Problem description. Which lines in the records below contain the word "image"? Copy each one out.

Supplied entries.
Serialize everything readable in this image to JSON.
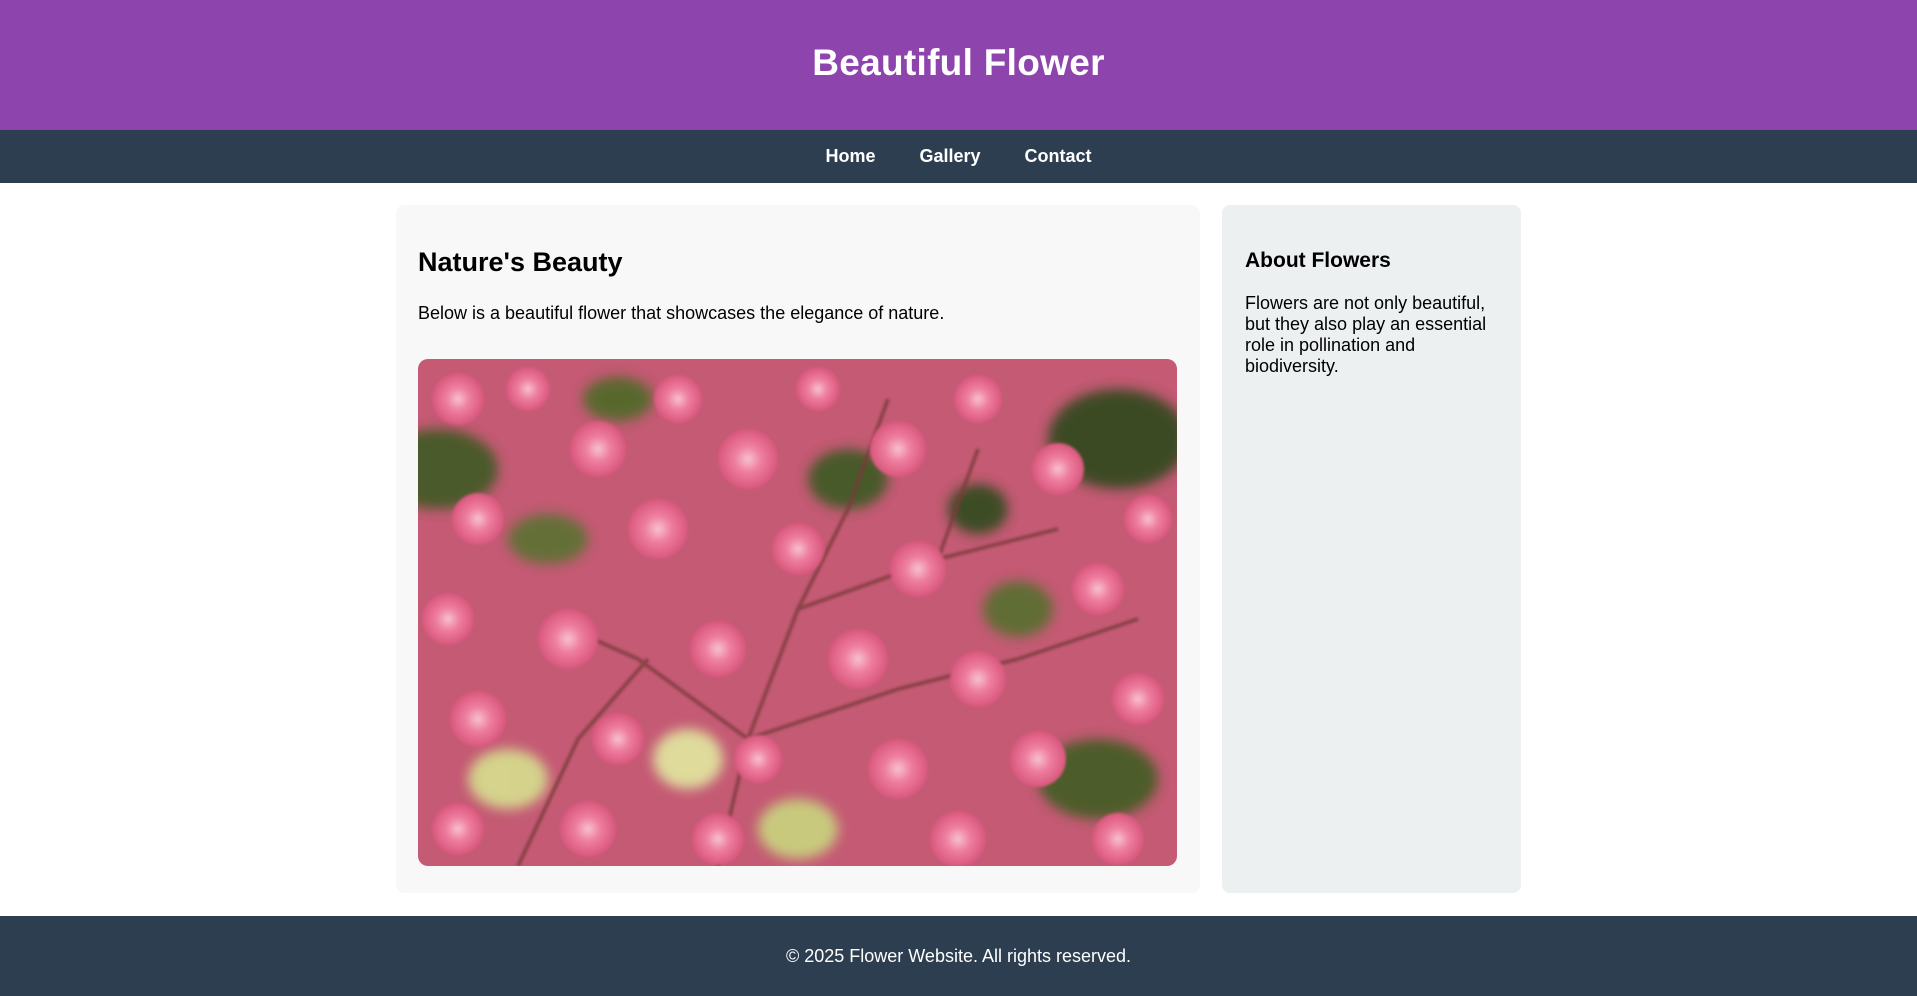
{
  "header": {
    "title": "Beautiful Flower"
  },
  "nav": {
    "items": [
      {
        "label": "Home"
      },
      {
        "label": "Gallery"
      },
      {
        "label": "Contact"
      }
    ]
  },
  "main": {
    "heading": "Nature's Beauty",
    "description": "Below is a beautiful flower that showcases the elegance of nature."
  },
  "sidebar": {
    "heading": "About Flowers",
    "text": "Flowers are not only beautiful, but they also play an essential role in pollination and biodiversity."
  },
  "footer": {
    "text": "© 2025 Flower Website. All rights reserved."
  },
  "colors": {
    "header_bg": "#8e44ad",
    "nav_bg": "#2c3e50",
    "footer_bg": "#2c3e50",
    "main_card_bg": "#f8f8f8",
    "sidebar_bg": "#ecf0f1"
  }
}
...
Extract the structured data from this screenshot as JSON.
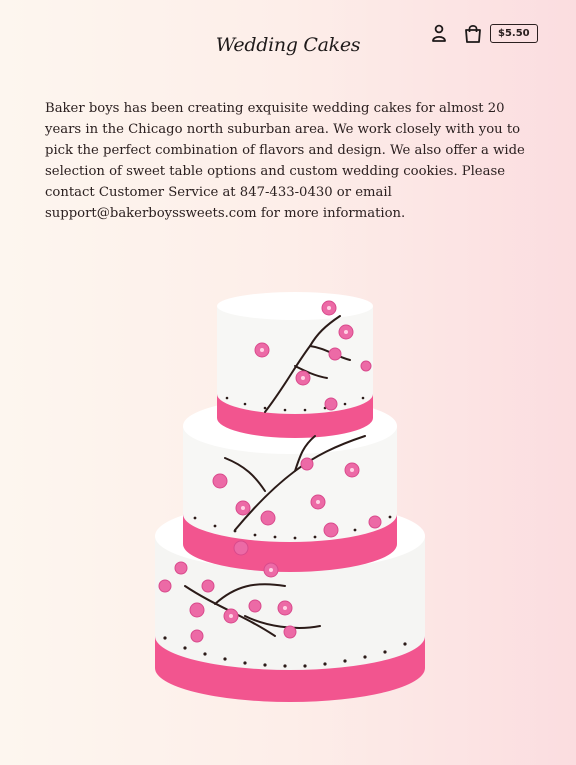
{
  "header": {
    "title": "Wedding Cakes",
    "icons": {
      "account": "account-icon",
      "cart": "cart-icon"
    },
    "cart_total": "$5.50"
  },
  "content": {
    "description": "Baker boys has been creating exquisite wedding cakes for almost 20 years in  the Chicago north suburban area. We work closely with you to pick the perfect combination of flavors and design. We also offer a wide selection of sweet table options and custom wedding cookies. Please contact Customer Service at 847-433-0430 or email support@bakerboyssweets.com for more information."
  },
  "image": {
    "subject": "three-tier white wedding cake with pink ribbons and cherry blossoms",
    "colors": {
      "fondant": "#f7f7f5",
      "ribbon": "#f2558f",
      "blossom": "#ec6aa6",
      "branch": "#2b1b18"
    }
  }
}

Task solution.
Serialize everything readable in this image to JSON.
  "image": {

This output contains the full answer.